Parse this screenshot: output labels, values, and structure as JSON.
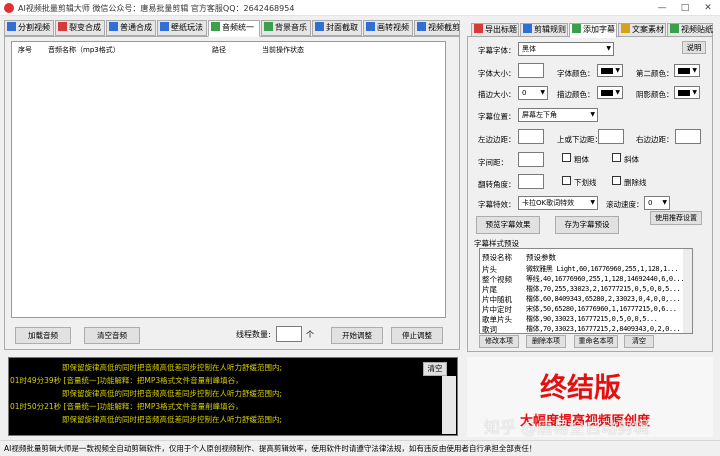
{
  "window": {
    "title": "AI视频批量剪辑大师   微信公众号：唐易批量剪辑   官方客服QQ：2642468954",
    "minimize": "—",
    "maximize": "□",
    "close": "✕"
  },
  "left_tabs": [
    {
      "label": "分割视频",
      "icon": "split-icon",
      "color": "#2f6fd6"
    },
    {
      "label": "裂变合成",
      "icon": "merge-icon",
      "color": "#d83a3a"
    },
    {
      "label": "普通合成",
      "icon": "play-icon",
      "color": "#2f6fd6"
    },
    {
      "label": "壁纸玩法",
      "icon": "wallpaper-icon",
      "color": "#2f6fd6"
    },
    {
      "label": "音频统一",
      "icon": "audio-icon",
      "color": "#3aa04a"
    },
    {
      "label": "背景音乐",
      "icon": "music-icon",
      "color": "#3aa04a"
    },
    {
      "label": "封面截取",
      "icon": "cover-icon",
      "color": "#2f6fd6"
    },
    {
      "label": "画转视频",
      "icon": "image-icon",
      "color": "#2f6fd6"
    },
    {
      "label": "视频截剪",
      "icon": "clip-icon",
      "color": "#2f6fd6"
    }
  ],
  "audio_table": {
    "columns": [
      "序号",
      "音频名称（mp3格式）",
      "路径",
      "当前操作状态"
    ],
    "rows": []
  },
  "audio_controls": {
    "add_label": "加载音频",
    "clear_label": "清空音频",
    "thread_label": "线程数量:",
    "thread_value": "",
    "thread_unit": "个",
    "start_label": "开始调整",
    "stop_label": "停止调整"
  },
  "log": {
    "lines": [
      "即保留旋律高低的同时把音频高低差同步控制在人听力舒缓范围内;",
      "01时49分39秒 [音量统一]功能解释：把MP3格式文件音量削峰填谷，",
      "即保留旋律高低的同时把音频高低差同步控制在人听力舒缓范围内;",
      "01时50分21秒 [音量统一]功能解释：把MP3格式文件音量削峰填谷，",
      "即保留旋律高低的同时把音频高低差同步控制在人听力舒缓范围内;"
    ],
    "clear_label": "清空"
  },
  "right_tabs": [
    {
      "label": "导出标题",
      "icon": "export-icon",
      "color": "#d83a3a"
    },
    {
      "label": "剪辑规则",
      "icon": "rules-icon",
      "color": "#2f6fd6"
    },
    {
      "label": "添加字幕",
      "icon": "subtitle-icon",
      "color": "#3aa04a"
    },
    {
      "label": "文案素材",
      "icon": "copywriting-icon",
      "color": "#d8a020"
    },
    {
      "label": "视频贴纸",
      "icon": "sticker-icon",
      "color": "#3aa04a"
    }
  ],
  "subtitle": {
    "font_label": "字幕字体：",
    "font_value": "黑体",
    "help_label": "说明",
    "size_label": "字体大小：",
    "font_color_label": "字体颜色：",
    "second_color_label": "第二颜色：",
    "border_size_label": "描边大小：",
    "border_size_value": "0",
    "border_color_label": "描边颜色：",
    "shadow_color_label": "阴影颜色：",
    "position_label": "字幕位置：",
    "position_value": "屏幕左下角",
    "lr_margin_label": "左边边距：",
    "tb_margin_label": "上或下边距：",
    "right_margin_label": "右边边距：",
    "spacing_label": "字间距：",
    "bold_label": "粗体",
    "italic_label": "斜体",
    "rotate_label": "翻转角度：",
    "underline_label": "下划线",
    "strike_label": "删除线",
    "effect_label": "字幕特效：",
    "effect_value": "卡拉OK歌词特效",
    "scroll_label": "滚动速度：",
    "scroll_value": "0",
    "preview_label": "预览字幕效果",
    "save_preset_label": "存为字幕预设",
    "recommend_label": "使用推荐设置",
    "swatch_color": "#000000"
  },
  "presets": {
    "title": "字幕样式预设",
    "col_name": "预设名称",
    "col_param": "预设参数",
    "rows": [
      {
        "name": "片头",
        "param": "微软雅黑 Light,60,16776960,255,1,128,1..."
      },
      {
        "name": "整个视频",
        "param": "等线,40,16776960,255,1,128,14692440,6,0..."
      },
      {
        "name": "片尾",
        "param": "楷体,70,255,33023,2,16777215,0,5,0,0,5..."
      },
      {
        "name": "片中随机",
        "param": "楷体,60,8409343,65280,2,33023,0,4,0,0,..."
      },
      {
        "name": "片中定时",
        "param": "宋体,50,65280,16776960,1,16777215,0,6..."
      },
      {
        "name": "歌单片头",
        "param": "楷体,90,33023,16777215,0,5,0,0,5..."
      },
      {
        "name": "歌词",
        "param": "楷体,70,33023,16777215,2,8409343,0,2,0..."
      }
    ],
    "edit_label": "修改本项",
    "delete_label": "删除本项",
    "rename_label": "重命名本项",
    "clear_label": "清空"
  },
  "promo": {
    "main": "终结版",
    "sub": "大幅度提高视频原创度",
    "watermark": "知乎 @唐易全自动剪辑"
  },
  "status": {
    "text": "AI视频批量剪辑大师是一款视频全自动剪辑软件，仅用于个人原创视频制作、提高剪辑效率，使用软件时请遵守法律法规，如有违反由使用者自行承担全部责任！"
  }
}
_ _ _ _ _
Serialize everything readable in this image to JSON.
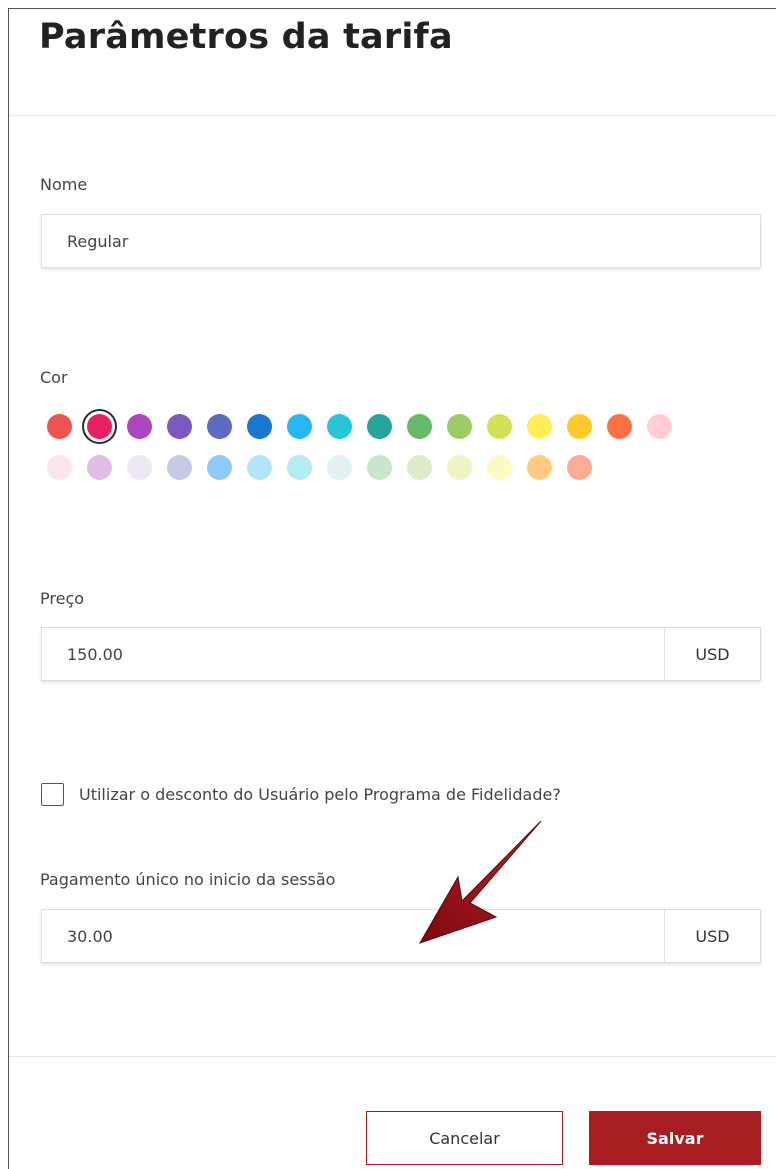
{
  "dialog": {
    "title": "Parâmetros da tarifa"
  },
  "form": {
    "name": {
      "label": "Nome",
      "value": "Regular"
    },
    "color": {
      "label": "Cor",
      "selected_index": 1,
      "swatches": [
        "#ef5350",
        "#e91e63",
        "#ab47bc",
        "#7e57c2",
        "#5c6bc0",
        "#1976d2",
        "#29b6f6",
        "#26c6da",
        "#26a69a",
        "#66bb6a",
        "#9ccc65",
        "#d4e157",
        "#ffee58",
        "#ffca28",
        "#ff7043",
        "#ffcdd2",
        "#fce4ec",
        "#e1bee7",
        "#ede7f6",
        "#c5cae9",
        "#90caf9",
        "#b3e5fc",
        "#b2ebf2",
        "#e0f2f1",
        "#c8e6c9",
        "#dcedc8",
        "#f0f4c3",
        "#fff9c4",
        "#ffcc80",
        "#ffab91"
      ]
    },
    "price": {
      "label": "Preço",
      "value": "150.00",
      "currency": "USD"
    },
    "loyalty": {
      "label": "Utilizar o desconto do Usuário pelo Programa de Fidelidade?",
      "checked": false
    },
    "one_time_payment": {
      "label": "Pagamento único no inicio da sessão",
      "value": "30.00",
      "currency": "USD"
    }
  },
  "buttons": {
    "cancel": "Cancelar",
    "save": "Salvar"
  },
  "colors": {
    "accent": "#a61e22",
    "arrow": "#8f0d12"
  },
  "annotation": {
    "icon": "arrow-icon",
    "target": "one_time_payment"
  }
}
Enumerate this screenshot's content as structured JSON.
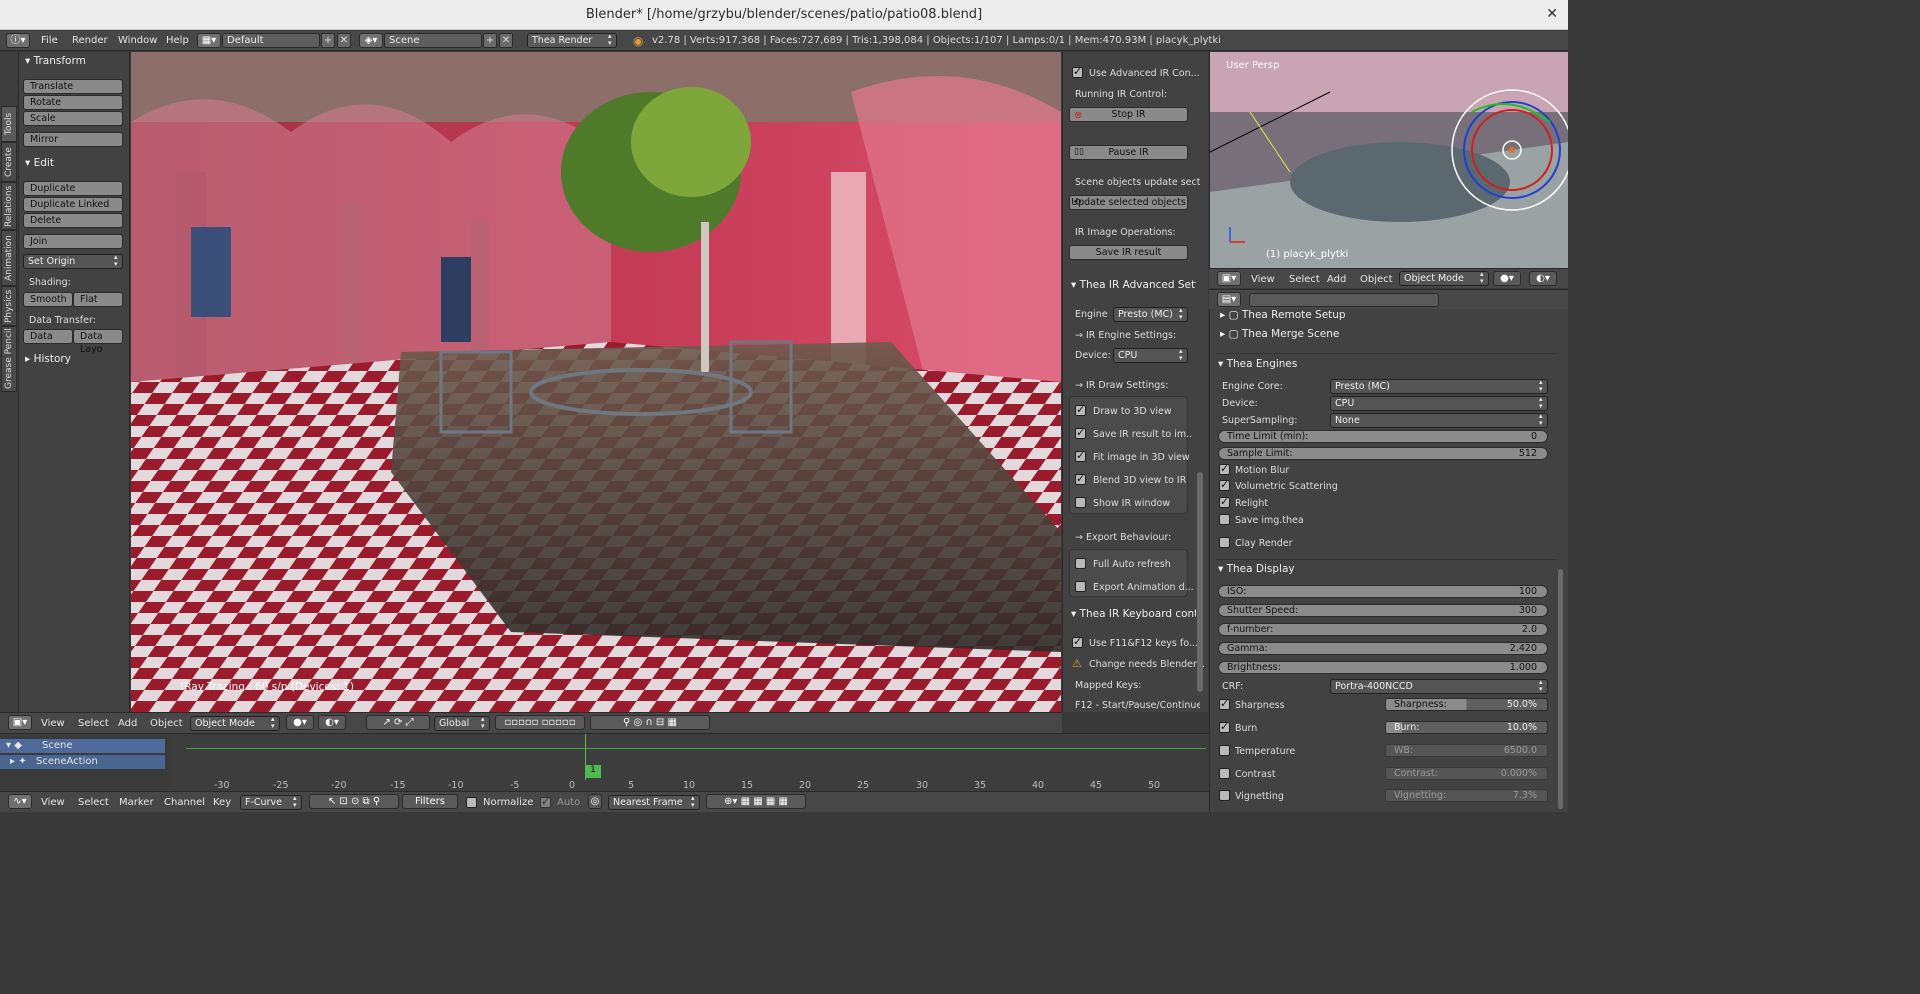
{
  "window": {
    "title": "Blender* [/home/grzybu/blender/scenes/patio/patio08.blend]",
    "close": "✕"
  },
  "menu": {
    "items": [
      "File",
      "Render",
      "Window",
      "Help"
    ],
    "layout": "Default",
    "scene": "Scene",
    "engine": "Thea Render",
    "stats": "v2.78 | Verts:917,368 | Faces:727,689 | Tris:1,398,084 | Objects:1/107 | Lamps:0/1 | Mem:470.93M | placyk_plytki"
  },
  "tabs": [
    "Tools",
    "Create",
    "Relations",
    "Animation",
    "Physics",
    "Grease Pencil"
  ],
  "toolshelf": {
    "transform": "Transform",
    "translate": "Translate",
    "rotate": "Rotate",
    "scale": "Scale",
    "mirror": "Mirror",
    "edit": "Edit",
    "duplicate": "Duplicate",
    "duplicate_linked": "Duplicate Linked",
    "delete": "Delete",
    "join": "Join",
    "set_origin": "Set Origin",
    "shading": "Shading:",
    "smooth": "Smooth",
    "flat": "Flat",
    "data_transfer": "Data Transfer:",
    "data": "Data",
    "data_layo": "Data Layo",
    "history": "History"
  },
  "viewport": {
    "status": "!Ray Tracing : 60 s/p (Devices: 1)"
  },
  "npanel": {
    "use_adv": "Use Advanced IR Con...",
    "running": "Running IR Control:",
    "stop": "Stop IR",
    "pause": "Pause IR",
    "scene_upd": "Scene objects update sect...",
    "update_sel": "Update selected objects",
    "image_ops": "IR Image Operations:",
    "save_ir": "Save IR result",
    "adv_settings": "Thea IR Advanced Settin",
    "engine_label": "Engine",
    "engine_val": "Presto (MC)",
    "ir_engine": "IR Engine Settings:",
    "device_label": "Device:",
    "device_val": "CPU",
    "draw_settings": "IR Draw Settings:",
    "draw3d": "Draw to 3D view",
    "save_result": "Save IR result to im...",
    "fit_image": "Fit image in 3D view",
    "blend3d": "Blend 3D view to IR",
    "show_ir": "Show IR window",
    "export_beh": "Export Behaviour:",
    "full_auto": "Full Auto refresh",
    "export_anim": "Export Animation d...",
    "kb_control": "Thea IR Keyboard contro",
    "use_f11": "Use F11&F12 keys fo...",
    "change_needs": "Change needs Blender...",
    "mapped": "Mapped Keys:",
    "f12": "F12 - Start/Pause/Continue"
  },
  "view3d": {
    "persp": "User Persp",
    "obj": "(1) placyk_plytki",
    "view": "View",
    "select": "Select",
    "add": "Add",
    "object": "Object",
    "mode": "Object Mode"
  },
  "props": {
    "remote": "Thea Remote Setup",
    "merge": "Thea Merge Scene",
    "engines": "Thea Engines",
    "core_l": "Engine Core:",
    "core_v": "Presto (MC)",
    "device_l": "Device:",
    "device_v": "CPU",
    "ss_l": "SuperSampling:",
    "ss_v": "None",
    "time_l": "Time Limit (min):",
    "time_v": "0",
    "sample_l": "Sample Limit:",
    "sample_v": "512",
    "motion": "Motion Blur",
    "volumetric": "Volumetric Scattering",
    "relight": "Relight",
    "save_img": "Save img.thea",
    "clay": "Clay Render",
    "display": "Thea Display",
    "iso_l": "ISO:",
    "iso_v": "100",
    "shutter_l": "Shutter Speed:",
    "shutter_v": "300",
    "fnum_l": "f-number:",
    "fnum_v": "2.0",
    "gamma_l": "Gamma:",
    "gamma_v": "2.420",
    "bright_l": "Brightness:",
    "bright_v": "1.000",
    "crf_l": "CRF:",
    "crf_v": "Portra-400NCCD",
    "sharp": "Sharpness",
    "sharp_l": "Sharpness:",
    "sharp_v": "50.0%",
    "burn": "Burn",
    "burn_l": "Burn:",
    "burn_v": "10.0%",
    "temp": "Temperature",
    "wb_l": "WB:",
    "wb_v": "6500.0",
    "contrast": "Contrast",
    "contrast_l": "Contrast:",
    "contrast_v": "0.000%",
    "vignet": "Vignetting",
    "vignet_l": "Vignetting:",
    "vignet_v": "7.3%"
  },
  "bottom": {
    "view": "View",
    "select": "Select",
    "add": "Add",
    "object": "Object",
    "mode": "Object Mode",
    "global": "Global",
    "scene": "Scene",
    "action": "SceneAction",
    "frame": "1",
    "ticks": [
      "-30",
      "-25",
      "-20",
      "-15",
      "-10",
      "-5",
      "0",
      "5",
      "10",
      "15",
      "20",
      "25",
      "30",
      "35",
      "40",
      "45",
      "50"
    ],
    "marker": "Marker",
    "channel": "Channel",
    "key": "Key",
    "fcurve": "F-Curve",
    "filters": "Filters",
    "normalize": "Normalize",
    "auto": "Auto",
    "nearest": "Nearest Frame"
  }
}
_ _ _ _ _
Each line above that includes "Pause" counts once; state the total and nothing more.

### Answer for the task
2